Render every line of the records below as a two-column Markdown table, with the line's running number under Row and the line itself under Line, and skip any blank lines.

····················

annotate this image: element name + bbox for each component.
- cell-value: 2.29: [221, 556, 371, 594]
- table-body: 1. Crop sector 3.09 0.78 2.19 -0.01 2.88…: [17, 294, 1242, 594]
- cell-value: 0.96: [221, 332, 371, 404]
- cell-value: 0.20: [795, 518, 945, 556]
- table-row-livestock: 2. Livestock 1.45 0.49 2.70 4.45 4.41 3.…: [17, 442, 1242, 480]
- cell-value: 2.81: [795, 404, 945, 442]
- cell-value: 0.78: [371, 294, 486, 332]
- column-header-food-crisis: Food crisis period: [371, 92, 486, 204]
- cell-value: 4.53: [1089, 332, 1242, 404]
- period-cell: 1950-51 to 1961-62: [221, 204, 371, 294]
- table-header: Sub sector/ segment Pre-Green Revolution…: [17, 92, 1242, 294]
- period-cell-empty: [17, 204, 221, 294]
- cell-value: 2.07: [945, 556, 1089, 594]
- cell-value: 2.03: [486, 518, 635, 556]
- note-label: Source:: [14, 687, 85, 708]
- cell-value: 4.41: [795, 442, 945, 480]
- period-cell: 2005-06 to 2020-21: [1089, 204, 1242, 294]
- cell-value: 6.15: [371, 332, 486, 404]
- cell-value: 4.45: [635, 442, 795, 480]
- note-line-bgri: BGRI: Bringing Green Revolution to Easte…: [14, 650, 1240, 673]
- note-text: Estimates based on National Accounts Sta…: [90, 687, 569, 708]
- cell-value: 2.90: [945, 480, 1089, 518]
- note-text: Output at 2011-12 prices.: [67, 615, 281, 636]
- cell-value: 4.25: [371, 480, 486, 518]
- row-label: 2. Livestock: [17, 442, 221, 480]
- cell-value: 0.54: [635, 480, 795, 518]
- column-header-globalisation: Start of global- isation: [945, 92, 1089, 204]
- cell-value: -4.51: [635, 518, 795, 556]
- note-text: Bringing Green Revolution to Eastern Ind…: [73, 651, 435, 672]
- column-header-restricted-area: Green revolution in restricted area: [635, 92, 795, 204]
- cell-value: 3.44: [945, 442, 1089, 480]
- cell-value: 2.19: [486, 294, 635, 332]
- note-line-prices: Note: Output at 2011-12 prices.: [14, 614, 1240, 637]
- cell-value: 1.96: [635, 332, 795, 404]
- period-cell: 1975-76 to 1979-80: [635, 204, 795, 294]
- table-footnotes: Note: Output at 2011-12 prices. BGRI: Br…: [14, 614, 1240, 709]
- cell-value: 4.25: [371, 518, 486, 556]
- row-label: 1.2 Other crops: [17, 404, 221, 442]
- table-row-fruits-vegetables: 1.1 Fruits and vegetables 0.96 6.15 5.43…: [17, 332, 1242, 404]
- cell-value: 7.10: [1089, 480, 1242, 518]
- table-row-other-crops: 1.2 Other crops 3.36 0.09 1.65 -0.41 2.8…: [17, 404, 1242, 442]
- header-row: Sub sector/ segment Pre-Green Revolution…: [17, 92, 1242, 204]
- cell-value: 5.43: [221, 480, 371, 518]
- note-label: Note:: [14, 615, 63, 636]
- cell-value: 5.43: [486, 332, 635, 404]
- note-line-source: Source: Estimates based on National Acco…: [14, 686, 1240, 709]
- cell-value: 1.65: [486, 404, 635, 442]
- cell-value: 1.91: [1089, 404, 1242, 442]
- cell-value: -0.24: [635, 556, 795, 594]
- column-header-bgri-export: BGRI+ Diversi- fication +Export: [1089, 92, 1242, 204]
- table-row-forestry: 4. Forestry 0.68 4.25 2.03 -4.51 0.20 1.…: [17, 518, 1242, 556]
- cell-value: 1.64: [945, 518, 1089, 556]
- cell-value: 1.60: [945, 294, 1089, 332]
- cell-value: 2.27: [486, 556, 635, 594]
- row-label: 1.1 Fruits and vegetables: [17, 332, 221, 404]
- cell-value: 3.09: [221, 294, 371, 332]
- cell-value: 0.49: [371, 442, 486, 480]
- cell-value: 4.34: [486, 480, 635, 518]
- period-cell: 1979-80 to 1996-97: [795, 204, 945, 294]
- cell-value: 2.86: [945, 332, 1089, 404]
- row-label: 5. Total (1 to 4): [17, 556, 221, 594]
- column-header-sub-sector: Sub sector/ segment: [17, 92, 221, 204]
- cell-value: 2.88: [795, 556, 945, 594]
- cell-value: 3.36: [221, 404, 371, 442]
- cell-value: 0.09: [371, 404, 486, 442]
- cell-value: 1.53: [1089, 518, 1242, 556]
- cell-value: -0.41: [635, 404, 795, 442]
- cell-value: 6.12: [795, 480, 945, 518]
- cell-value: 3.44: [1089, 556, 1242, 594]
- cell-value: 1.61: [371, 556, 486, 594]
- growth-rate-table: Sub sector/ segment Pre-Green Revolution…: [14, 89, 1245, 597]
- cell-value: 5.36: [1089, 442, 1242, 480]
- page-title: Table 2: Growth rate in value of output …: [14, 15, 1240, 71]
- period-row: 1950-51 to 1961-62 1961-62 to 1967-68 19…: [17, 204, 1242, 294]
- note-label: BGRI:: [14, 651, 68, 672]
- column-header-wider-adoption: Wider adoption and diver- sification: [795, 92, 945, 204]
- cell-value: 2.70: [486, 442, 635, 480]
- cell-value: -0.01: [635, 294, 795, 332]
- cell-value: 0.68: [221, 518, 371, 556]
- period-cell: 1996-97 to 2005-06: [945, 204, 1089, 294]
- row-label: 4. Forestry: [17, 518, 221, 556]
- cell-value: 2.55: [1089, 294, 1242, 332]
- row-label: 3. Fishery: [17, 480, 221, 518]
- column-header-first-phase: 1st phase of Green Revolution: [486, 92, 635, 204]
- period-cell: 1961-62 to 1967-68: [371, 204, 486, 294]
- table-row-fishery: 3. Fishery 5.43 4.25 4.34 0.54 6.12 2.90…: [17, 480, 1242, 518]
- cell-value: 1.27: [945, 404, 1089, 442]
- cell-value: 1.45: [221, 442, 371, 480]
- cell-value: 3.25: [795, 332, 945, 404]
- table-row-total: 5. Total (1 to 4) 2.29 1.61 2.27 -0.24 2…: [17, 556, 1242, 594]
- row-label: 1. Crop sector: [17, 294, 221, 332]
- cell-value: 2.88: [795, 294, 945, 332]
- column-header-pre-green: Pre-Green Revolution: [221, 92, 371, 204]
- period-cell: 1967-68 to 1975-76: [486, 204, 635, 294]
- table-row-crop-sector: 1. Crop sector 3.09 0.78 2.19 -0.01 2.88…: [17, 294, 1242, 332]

····················

[Exercise answer]
| Row | Line |
|---|---|
| 1 | annotate this image: element name + bbox for each component. |
| 2 | - cell-value: 2.29: [221, 556, 371, 594] |
| 3 | - table-body: 1. Crop sector 3.09 0.78 2.19 -0.01 2.88…: [17, 294, 1242, 594] |
| 4 | - cell-value: 0.96: [221, 332, 371, 404] |
| 5 | - cell-value: 0.20: [795, 518, 945, 556] |
| 6 | - table-row-livestock: 2. Livestock 1.45 0.49 2.70 4.45 4.41 3.…: [17, 442, 1242, 480] |
| 7 | - cell-value: 2.81: [795, 404, 945, 442] |
| 8 | - cell-value: 0.78: [371, 294, 486, 332] |
| 9 | - column-header-food-crisis: Food crisis period: [371, 92, 486, 204] |
| 10 | - cell-value: 4.53: [1089, 332, 1242, 404] |
| 11 | - period-cell: 1950-51 to 1961-62: [221, 204, 371, 294] |
| 12 | - table-header: Sub sector/ segment Pre-Green Revolution…: [17, 92, 1242, 294] |
| 13 | - period-cell-empty: [17, 204, 221, 294] |
| 14 | - cell-value: 2.07: [945, 556, 1089, 594] |
| 15 | - cell-value: 2.03: [486, 518, 635, 556] |
| 16 | - note-label: Source:: [14, 687, 85, 708] |
| 17 | - cell-value: 4.41: [795, 442, 945, 480] |
| 18 | - period-cell: 2005-06 to 2020-21: [1089, 204, 1242, 294] |
| 19 | - cell-value: 6.15: [371, 332, 486, 404] |
| 20 | - cell-value: 4.45: [635, 442, 795, 480] |
| 21 | - note-line-bgri: BGRI: Bringing Green Revolution to Easte…: [14, 650, 1240, 673] |
| 22 | - note-text: Estimates based on National Accounts Sta…: [90, 687, 569, 708] |
| 23 | - cell-value: 2.90: [945, 480, 1089, 518] |
| 24 | - note-text: Output at 2011-12 prices.: [67, 615, 281, 636] |
| 25 | - cell-value: 4.25: [371, 480, 486, 518] |
| 26 | - row-label: 2. Livestock: [17, 442, 221, 480] |
| 27 | - cell-value: 0.54: [635, 480, 795, 518] |
| 28 | - column-header-globalisation: Start of global- isation: [945, 92, 1089, 204] |
| 29 | - cell-value: -4.51: [635, 518, 795, 556] |
| 30 | - note-text: Bringing Green Revolution to Eastern Ind…: [73, 651, 435, 672] |
| 31 | - column-header-restricted-area: Green revolution in restricted area: [635, 92, 795, 204] |
| 32 | - cell-value: 3.44: [945, 442, 1089, 480] |
| 33 | - cell-value: 2.19: [486, 294, 635, 332] |
| 34 | - note-line-prices: Note: Output at 2011-12 prices.: [14, 614, 1240, 637] |
| 35 | - cell-value: 1.96: [635, 332, 795, 404] |
| 36 | - period-cell: 1975-76 to 1979-80: [635, 204, 795, 294] |
| 37 | - table-footnotes: Note: Output at 2011-12 prices. BGRI: Br…: [14, 614, 1240, 709] |
| 38 | - cell-value: 4.25: [371, 518, 486, 556] |
| 39 | - row-label: 1.2 Other crops: [17, 404, 221, 442] |
| 40 | - table-row-fruits-vegetables: 1.1 Fruits and vegetables 0.96 6.15 5.43…: [17, 332, 1242, 404] |
| 41 | - cell-value: 7.10: [1089, 480, 1242, 518] |
| 42 | - table-row-other-crops: 1.2 Other crops 3.36 0.09 1.65 -0.41 2.8…: [17, 404, 1242, 442] |
| 43 | - header-row: Sub sector/ segment Pre-Green Revolution…: [17, 92, 1242, 204] |
| 44 | - cell-value: 5.43: [221, 480, 371, 518] |
| 45 | - note-label: Note:: [14, 615, 63, 636] |
| 46 | - cell-value: 5.43: [486, 332, 635, 404] |
| 47 | - note-line-source: Source: Estimates based on National Acco…: [14, 686, 1240, 709] |
| 48 | - cell-value: 1.65: [486, 404, 635, 442] |
| 49 | - cell-value: 1.91: [1089, 404, 1242, 442] |
| 50 | - cell-value: -0.24: [635, 556, 795, 594] |
| 51 | - column-header-bgri-export: BGRI+ Diversi- fication +Export: [1089, 92, 1242, 204] |
| 52 | - table-row-forestry: 4. Forestry 0.68 4.25 2.03 -4.51 0.20 1.…: [17, 518, 1242, 556] |
| 53 | - cell-value: 1.64: [945, 518, 1089, 556] |
| 54 | - cell-value: 1.60: [945, 294, 1089, 332] |
| 55 | - cell-value: 2.27: [486, 556, 635, 594] |
| 56 | - row-label: 1.1 Fruits and vegetables: [17, 332, 221, 404] |
| 57 | - cell-value: 3.09: [221, 294, 371, 332] |
| 58 | - cell-value: 0.49: [371, 442, 486, 480] |
| 59 | - cell-value: 4.34: [486, 480, 635, 518] |
| 60 | - period-cell: 1979-80 to 1996-97: [795, 204, 945, 294] |
| 61 | - cell-value: 2.86: [945, 332, 1089, 404] |
| 62 | - row-label: 5. Total (1 to 4): [17, 556, 221, 594] |
| 63 | - column-header-sub-sector: Sub sector/ segment: [17, 92, 221, 204] |
| 64 | - cell-value: 2.88: [795, 556, 945, 594] |
| 65 | - cell-value: 3.36: [221, 404, 371, 442] |
| 66 | - cell-value: 0.09: [371, 404, 486, 442] |
| 67 | - cell-value: 1.53: [1089, 518, 1242, 556] |
| 68 | - cell-value: -0.41: [635, 404, 795, 442] |
| 69 | - cell-value: 6.12: [795, 480, 945, 518] |
| 70 | - cell-value: 3.44: [1089, 556, 1242, 594] |
| 71 | - cell-value: 1.61: [371, 556, 486, 594] |
| 72 | - growth-rate-table: Sub sector/ segment Pre-Green Revolution…: [14, 89, 1245, 597] |
| 73 | - cell-value: 5.36: [1089, 442, 1242, 480] |
| 74 | - page-title: Table 2: Growth rate in value of output …: [14, 15, 1240, 71] |
| 75 | - period-row: 1950-51 to 1961-62 1961-62 to 1967-68 19…: [17, 204, 1242, 294] |
| 76 | - note-label: BGRI:: [14, 651, 68, 672] |
| 77 | - column-header-wider-adoption: Wider adoption and diver- sification: [795, 92, 945, 204] |
| 78 | - cell-value: 2.70: [486, 442, 635, 480] |
| 79 | - cell-value: -0.01: [635, 294, 795, 332] |
| 80 | - cell-value: 0.68: [221, 518, 371, 556] |
| 81 | - period-cell: 1996-97 to 2005-06: [945, 204, 1089, 294] |
| 82 | - row-label: 4. Forestry: [17, 518, 221, 556] |
| 83 | - cell-value: 2.55: [1089, 294, 1242, 332] |
| 84 | - row-label: 3. Fishery: [17, 480, 221, 518] |
| 85 | - column-header-first-phase: 1st phase of Green Revolution: [486, 92, 635, 204] |
| 86 | - period-cell: 1961-62 to 1967-68: [371, 204, 486, 294] |
| 87 | - table-row-fishery: 3. Fishery 5.43 4.25 4.34 0.54 6.12 2.90…: [17, 480, 1242, 518] |
| 88 | - cell-value: 1.27: [945, 404, 1089, 442] |
| 89 | - cell-value: 1.45: [221, 442, 371, 480] |
| 90 | - cell-value: 3.25: [795, 332, 945, 404] |
| 91 | - table-row-total: 5. Total (1 to 4) 2.29 1.61 2.27 -0.24 2…: [17, 556, 1242, 594] |
| 92 | - row-label: 1. Crop sector: [17, 294, 221, 332] |
| 93 | - cell-value: 2.88: [795, 294, 945, 332] |
| 94 | - column-header-pre-green: Pre-Green Revolution: [221, 92, 371, 204] |
| 95 | - period-cell: 1967-68 to 1975-76: [486, 204, 635, 294] |
| 96 | - table-row-crop-sector: 1. Crop sector 3.09 0.78 2.19 -0.01 2.88…: [17, 294, 1242, 332] |